=== Material for this exercise ===
★ ★ ★ ★
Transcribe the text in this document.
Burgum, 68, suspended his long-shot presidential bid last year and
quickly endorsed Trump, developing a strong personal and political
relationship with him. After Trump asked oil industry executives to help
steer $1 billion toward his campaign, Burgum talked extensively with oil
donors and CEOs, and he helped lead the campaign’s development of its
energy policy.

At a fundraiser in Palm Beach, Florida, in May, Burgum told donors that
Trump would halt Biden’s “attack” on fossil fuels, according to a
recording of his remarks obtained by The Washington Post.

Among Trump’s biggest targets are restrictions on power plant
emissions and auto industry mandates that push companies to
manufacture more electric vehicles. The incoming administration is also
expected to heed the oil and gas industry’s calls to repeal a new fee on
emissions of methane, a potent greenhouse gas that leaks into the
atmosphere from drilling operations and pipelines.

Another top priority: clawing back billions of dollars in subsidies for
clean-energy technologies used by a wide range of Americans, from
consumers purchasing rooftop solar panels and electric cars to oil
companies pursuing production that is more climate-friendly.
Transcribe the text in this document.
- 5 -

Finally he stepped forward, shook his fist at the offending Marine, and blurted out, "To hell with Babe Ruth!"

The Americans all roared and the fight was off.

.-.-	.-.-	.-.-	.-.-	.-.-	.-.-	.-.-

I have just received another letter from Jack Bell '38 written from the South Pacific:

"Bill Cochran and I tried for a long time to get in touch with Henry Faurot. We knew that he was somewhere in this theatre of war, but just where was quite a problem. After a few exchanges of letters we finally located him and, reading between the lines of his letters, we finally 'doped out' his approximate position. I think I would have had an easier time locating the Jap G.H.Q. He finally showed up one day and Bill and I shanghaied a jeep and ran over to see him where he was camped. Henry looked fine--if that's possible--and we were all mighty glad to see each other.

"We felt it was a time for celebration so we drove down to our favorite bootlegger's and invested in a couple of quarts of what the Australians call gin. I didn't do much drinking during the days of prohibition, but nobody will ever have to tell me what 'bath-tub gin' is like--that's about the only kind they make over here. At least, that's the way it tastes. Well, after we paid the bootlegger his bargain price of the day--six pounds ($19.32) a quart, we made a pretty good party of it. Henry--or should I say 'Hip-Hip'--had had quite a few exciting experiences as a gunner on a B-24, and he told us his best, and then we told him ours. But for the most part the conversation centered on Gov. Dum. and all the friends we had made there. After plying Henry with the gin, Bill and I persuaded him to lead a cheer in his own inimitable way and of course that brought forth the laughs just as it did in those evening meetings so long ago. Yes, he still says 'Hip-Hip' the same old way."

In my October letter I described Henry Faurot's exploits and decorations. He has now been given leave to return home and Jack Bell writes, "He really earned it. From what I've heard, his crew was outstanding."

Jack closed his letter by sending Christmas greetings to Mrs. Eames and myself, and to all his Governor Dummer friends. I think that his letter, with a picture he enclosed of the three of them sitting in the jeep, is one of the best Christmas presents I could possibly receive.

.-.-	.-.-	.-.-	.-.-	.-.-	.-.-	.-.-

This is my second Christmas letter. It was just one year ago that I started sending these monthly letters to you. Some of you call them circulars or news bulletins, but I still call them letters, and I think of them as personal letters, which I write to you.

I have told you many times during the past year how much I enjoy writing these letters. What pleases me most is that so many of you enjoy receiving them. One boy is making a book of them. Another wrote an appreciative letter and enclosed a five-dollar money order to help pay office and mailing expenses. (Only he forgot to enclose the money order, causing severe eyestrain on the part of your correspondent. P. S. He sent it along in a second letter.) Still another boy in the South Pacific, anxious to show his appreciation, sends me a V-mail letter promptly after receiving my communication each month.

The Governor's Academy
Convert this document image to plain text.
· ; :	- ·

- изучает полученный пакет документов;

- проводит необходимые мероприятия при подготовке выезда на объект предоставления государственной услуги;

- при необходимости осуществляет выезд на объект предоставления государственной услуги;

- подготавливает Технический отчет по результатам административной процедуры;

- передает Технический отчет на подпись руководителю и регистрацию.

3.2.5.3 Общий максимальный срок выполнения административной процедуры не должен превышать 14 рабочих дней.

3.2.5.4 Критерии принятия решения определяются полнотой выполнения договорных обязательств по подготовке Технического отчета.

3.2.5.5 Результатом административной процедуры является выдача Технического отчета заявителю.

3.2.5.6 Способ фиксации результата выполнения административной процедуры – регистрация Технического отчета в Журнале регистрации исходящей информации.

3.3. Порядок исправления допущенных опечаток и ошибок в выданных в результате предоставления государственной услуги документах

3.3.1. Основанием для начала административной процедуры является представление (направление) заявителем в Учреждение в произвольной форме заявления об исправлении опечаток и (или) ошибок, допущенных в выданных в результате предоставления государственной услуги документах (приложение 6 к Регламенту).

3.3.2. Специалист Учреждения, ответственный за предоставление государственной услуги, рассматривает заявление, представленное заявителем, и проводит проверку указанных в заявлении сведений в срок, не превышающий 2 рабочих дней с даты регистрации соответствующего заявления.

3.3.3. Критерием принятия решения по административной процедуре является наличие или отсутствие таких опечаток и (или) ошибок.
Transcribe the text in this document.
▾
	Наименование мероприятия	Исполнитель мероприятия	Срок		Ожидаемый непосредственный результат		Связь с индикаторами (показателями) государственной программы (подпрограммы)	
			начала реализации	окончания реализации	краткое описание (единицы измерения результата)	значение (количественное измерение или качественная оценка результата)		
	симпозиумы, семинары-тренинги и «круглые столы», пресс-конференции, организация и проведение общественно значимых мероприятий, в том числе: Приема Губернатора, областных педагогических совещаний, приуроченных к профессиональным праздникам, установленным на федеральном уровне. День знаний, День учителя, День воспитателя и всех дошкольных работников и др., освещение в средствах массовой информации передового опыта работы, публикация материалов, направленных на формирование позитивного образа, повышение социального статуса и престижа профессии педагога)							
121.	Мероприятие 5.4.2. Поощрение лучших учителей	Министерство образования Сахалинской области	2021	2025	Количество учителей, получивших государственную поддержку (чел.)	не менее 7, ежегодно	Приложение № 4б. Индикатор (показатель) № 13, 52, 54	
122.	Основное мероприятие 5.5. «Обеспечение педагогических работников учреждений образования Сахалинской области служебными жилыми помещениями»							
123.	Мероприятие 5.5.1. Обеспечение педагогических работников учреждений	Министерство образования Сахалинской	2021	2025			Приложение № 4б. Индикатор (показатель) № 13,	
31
★ ★ ★ ★
=== Work required ===
Pick out the lines above containing the word "учреждений", then copy them.

=== Response to this exercise ===
122.	Основное мероприятие 5.5. «Обеспечение педагогических работников учреждений образования Сахалинской области служебными жилыми помещениями»							
123.	Мероприятие 5.5.1. Обеспечение педагогических работников учреждений	Министерство образования Сахалинской	2021	2025			Приложение № 4б. Индикатор (показатель) № 13,	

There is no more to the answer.